Data records
-- begin --
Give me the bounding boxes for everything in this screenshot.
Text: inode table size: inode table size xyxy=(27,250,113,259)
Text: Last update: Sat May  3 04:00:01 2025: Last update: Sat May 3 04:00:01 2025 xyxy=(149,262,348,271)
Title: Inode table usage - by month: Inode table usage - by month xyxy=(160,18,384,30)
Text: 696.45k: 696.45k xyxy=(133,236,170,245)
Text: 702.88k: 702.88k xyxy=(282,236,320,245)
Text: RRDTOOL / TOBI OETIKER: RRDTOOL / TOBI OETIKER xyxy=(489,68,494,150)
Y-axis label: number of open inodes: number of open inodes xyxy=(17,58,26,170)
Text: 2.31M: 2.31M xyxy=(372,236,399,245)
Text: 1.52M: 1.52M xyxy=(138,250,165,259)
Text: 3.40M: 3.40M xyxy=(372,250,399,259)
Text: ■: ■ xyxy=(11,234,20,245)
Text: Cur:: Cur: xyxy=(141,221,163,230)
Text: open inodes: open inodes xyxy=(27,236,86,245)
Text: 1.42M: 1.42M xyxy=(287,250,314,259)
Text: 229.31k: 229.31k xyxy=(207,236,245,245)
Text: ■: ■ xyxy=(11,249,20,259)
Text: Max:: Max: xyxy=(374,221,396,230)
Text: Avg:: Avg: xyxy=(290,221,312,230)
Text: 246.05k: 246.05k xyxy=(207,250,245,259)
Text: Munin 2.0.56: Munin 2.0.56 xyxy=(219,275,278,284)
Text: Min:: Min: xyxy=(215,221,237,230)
-- end --
(EXERCISE DIRECTIONS) Rewrite the material with "open inodes" renamed to "used inodes" wherever it occurs, keeping every other line and character unchanged.

(FINISHED TASK)
Give me the bounding boxes for everything in this screenshot.
Text: inode table size: inode table size xyxy=(27,250,113,259)
Text: Last update: Sat May  3 04:00:01 2025: Last update: Sat May 3 04:00:01 2025 xyxy=(149,262,348,271)
Title: Inode table usage - by month: Inode table usage - by month xyxy=(160,18,384,30)
Text: 696.45k: 696.45k xyxy=(133,236,170,245)
Text: 702.88k: 702.88k xyxy=(282,236,320,245)
Text: RRDTOOL / TOBI OETIKER: RRDTOOL / TOBI OETIKER xyxy=(489,68,494,150)
Y-axis label: number of used inodes: number of used inodes xyxy=(17,58,26,170)
Text: 2.31M: 2.31M xyxy=(372,236,399,245)
Text: 1.52M: 1.52M xyxy=(138,250,165,259)
Text: 3.40M: 3.40M xyxy=(372,250,399,259)
Text: ■: ■ xyxy=(11,234,20,245)
Text: Cur:: Cur: xyxy=(141,221,163,230)
Text: used inodes: used inodes xyxy=(27,236,86,245)
Text: 1.42M: 1.42M xyxy=(287,250,314,259)
Text: 229.31k: 229.31k xyxy=(207,236,245,245)
Text: ■: ■ xyxy=(11,249,20,259)
Text: Max:: Max: xyxy=(374,221,396,230)
Text: Avg:: Avg: xyxy=(290,221,312,230)
Text: 246.05k: 246.05k xyxy=(207,250,245,259)
Text: Munin 2.0.56: Munin 2.0.56 xyxy=(219,275,278,284)
Text: Min:: Min: xyxy=(215,221,237,230)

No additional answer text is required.